» ВЫБРАННЫЙ ФРАГМЕНТ:
По итогам сделки по обмену солдата Гилада Шалита за него одного выпустили 1027 палестинских заключенных. До этого была сделка Джибриля, когда тоже меняли безумное количество палестинцев. И была сделка после Второй Ливанской, когда живых палестинских заключенных с пожизненными сроками меняли на тела израильских солдат. Тогда, кстати, комиссия Шамгара приняла решение, что нельзя менять живых на погибших, и уже в рамках нынешних переговоров тоже в какой‑то момент, я так понимаю, Израиль отказался отдавать заключенных за тела убитых, а ХАМАС требовал обменять погибших заложников на живых террористов. Это тоже было. Но тут мы заняли принципиальную позицию и смогли отстоять этот принцип. Нас часто обвиняют — Израиль действует непропорционально. А кто устанавливает эти пропорции? И выясняется, что пропорции устанавливают террористы из ХАМАСа, которые оценивают палестинскую жизнь в пропорции 1 к 1000, в лучшем случае 1 к 100.

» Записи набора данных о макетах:
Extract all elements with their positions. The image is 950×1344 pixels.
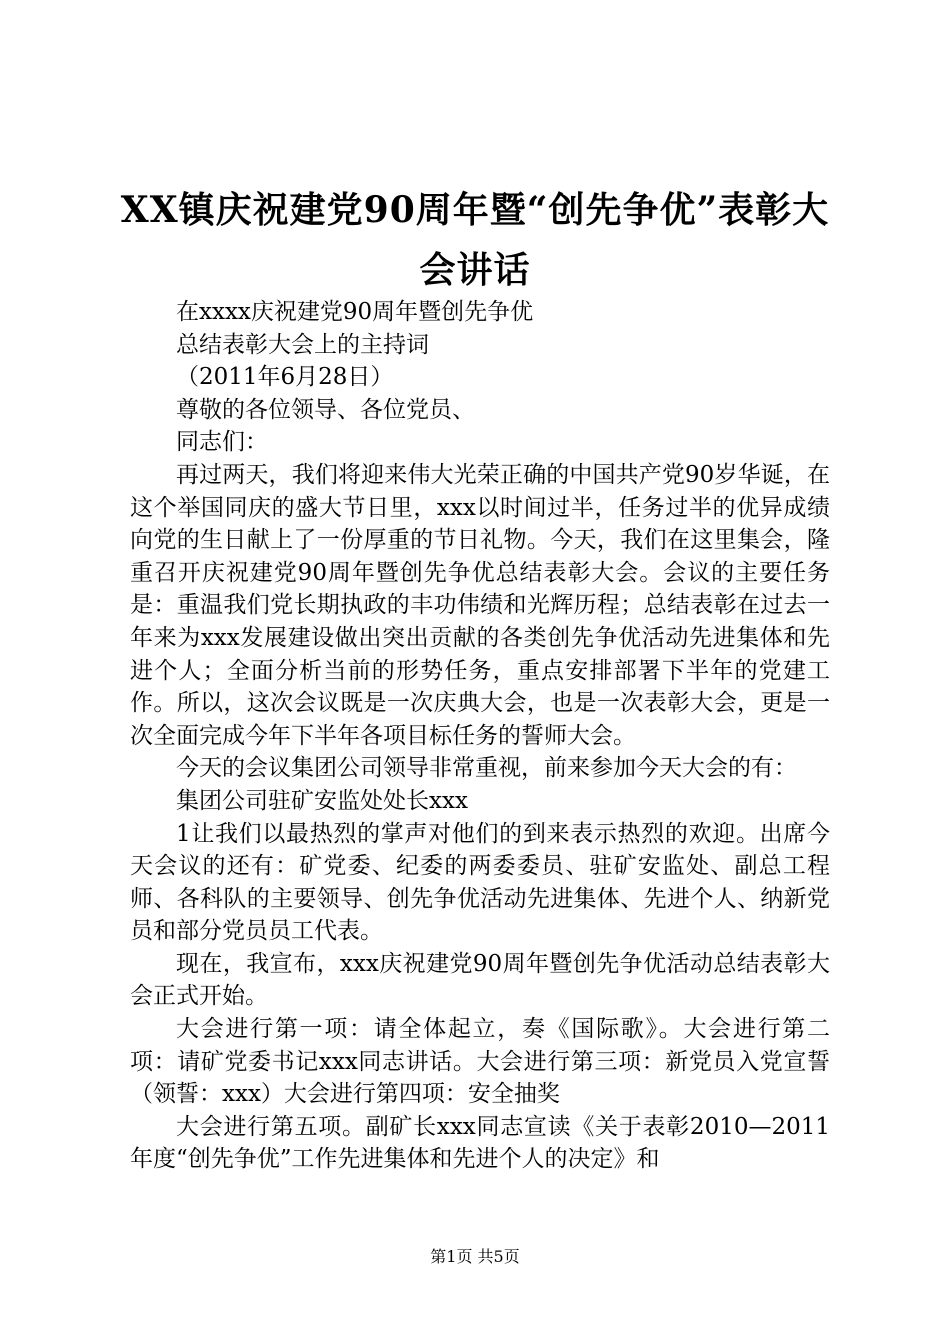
paragraph: 同志们： [176,429,268,456]
document-body [130,296,830,1176]
paragraph: 再过两天，我们将迎来伟大光荣正确的中国共产党90岁华诞，在这个举国同庆的盛大节日里，xxx以时间过半，任务过半的优异成绩向党的生日献上了一份厚重的节日礼物。今天，我们在这里集会，隆重召开庆祝建党90周年暨创先争优总结表彰大会。会议的主要任务是：重温我们党长期执政的丰功伟绩和光辉历程；总结表彰在过去一年来为xxx发展建设做出突出贡献的各类创先争优活动先进集体和先进个人；全面分析当前的形势任务，重点安排部署下半年的党建工作。所以，这次会议既是一次庆典大会，也是一次表彰大会，更是一次全面完成今年下半年各项目标任务的誓师大会。 [130,461,830,749]
paragraph: 在xxxx庆祝建党90周年暨创先争优 [176,299,534,325]
paragraph: 尊敬的各位领导、各位党员、 [176,396,475,423]
document-title-line-2: 会讲话 [419,249,531,291]
paragraph: 现在，我宣布，xxx庆祝建党90周年暨创先争优活动总结表彰大会正式开始。 [130,950,830,1010]
paragraph: 1让我们以最热烈的掌声对他们的到来表示热烈的欢迎。出席今天会议的还有：矿党委、纪委的两委委员、驻矿安监处、副总工程师、各科队的主要领导、创先争优活动先进集体、先进个人、纳新党员和部分党员员工代表。 [130,820,830,945]
paragraph: （2011年6月28日） [176,364,394,391]
document-title-line-1: XX镇庆祝建党90周年暨“创先争优”表彰大 [120,189,830,231]
paragraph: 大会进行第五项。副矿长xxx同志宣读《关于表彰2010—2011年度“创先争优”工作先进集体和先进个人的决定》和 [130,1113,830,1173]
paragraph: 总结表彰大会上的主持词 [176,331,429,358]
paragraph: 今天的会议集团公司领导非常重视，前来参加今天大会的有： [176,755,797,782]
page-footer: 第1页 共5页 [430,1247,520,1266]
paragraph: 集团公司驻矿安监处处长xxx [176,787,468,814]
paragraph: 大会进行第一项：请全体起立，奏《国际歌》。大会进行第二项：请矿党委书记xxx同志讲话。大会进行第三项：新党员入党宣誓（领誓：xxx）大会进行第四项：安全抽奖 [130,1016,830,1108]
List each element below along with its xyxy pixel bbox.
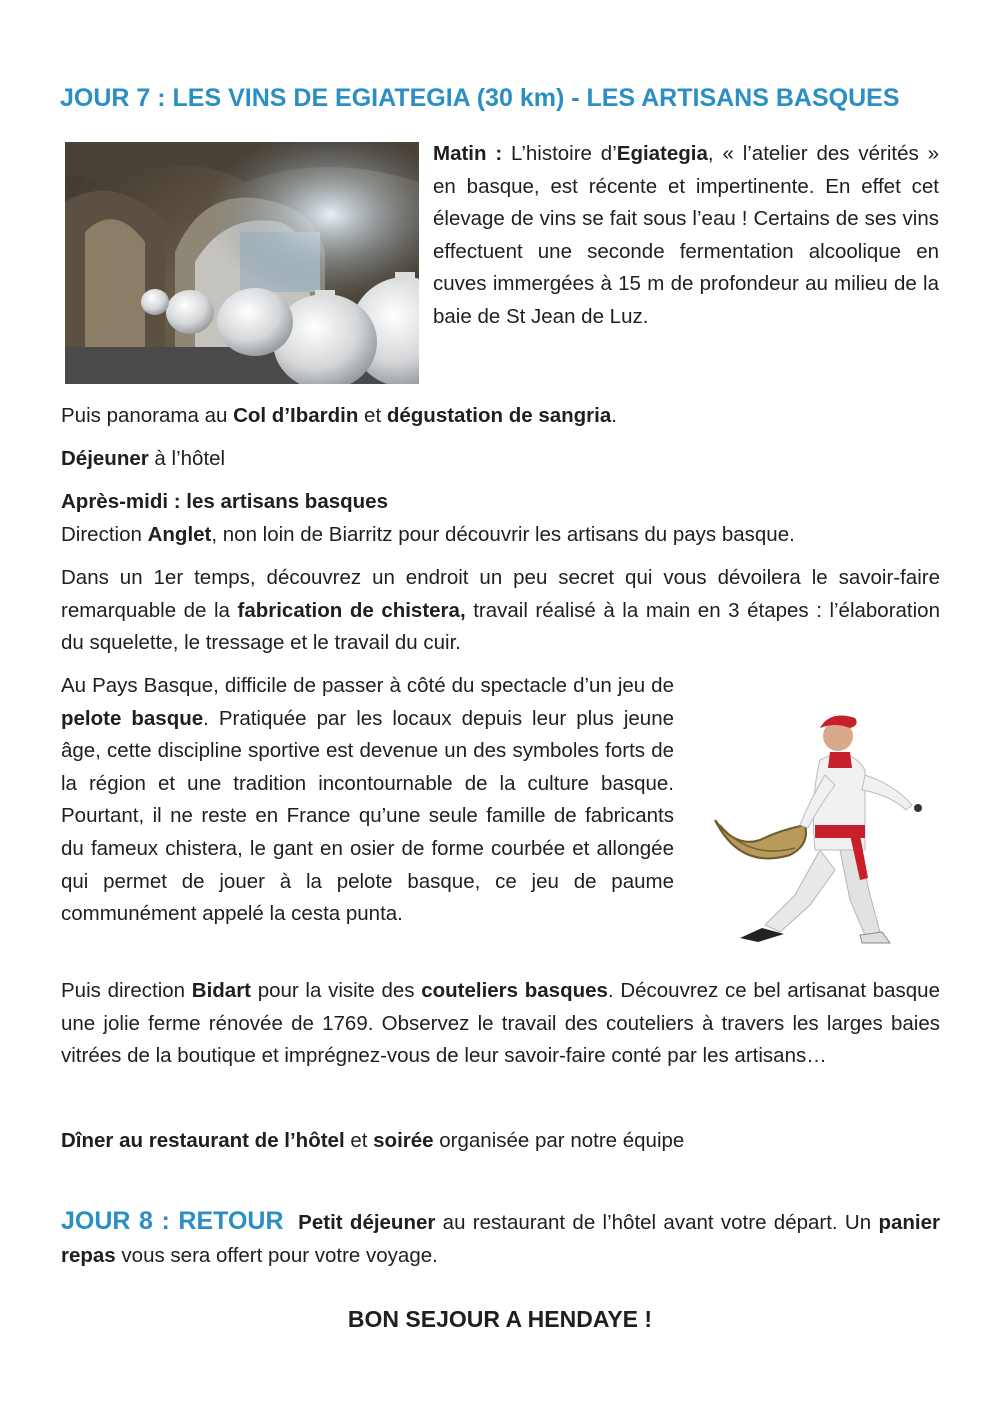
panorama-text-3: . <box>611 404 617 427</box>
diner-text-2: organisée par notre équipe <box>433 1129 685 1152</box>
day8-petit-dejeuner: Petit déjeuner <box>298 1211 436 1234</box>
pelota-player-photo <box>700 700 940 945</box>
pelote-basque: pelote basque <box>61 706 204 730</box>
apres-midi-anglet: Anglet <box>147 522 212 546</box>
chistera-text-2: travail réalisé à la main en 3 étapes : l’élaboration du squelette, le tressage et le travail du cuir. <box>61 598 940 655</box>
pelote-text-2: . Pratiquée par les locaux depuis leur plus jeune âge, cette discipline sportive est devenue un des symboles forts de la région et une tradition incontournable de la culture basque. Pourtant, il ne reste en France qu’une seule famille de fabricants du fameux chistera, le gant en osier de forme courbée et allongée qui permet de jouer à la pelote basque, ce jeu de paume communément appelé la cesta punta. <box>61 706 674 926</box>
closing-message: BON SEJOUR A HENDAYE ! <box>347 1306 653 1332</box>
day8-paragraph <box>61 1205 940 1272</box>
pelote-text-1: Au Pays Basque, difficile de passer à côté du spectacle d’un jeu de <box>61 674 674 697</box>
apres-midi-text-2: , non loin de Biarritz pour découvrir les artisans du pays basque. <box>211 522 795 546</box>
matin-text-2: , « l’atelier des vérités » en basque, est récente et impertinente. En effet cet élevage de vins se fait sous l’eau ! Certains de ses vins effectuent une seconde fermentation alcoolique en cuves immergées à 15 m de profondeur au milieu de la baie de St Jean de Luz. <box>433 142 939 328</box>
diner-soiree: soirée <box>373 1129 434 1152</box>
wine-cellar-photo <box>65 142 419 384</box>
panorama-text-2: et <box>358 404 387 427</box>
bidart-name: Bidart <box>191 979 251 1002</box>
day8-text-1: au restaurant de l’hôtel avant votre départ. Un <box>435 1211 879 1234</box>
bidart-couteliers: couteliers basques <box>421 979 608 1002</box>
dejeuner-label: Déjeuner <box>61 447 149 470</box>
panorama-paragraph <box>61 400 941 433</box>
apres-midi-section <box>61 486 961 551</box>
dejeuner-text: à l’hôtel <box>148 447 226 470</box>
bidart-paragraph <box>61 975 940 1073</box>
matin-paragraph <box>433 138 939 334</box>
day7-title: JOUR 7 : LES VINS DE EGIATEGIA (30 km) - LES ARTISANS BASQUES <box>60 84 900 112</box>
bidart-text-2: pour la visite des <box>251 979 422 1002</box>
apres-midi-text-1: Direction <box>61 522 148 546</box>
panorama-col: Col d’Ibardin <box>233 404 359 427</box>
panorama-sangria: dégustation de sangria <box>386 404 612 427</box>
matin-text-1: L’histoire d’ <box>502 142 617 165</box>
matin-label: Matin : <box>433 142 503 165</box>
chistera-fabrication: fabrication de chistera, <box>237 598 466 622</box>
dejeuner-line <box>61 443 941 476</box>
chistera-text-1: Dans un 1er temps, découvrez un endroit un peu secret qui vous dévoilera le savoir-faire remarquable de la <box>61 566 940 622</box>
matin-egiategia: Egiategia <box>616 142 708 165</box>
diner-line <box>61 1125 941 1158</box>
diner-label: Dîner au restaurant de l’hôtel <box>61 1129 345 1152</box>
pelote-paragraph <box>61 670 674 931</box>
diner-text-1: et <box>344 1129 374 1152</box>
bidart-text-3: . Découvrez ce bel artisanat basque une jolie ferme rénovée de 1769. Observez le travail des couteliers à travers les larges baies vitrées de la boutique et imprégnez-vous de leur savoir-faire conté par les artisans… <box>61 979 940 1068</box>
chistera-paragraph <box>61 562 940 660</box>
panorama-text-1: Puis panorama au <box>61 404 234 427</box>
day8-panier-repas: panier repas <box>61 1211 940 1267</box>
day8-title: JOUR 8 : RETOUR <box>61 1207 284 1235</box>
apres-midi-title: Après-midi : les artisans basques <box>61 490 388 513</box>
day8-text-2: vous sera offert pour votre voyage. <box>115 1243 438 1267</box>
bidart-text-1: Puis direction <box>61 979 192 1002</box>
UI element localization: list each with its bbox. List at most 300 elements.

» ЗАДАНИЯ:
1) Перечислите все сделки, которые в тексте об обменах заключенными названы словом «сделка».
2) Приведите продолжение текста об обменах заключенными.

» ОТВЕТЫ ПО ЗАДАНИЯМ:
1)
- Сделка по обмену солдата Гилада Шалита, по итогам которой выпустили 1027 палестинских заключенных.
- Сделка Джибриля.
- Сделка после Второй Ливанской, когда живых палестинских заключенных с пожизненными сроками меняли на тела израильских солдат.

2)
Давид Шарп: Я бы хотел добавить, что ситуация, когда Израиль абсолютно непропорционально меняет своих пленных или своих заложников на террористов, начиналась с довольно реалистичных позиций: в 1971 году на похищенного охранника на севере Израиля обменяли одного террориста ФАТХа с 30‑летним заключением. В 1979 году за одного пленного солдата отдали уже 76 террористов, и это был первый прорыв, когда израильское правительство по разного рода причинам гуманистического характера или политического давления пошло на шаг, который был, на мой взгляд, стратегическим просчетом. Дальше было гораздо хуже.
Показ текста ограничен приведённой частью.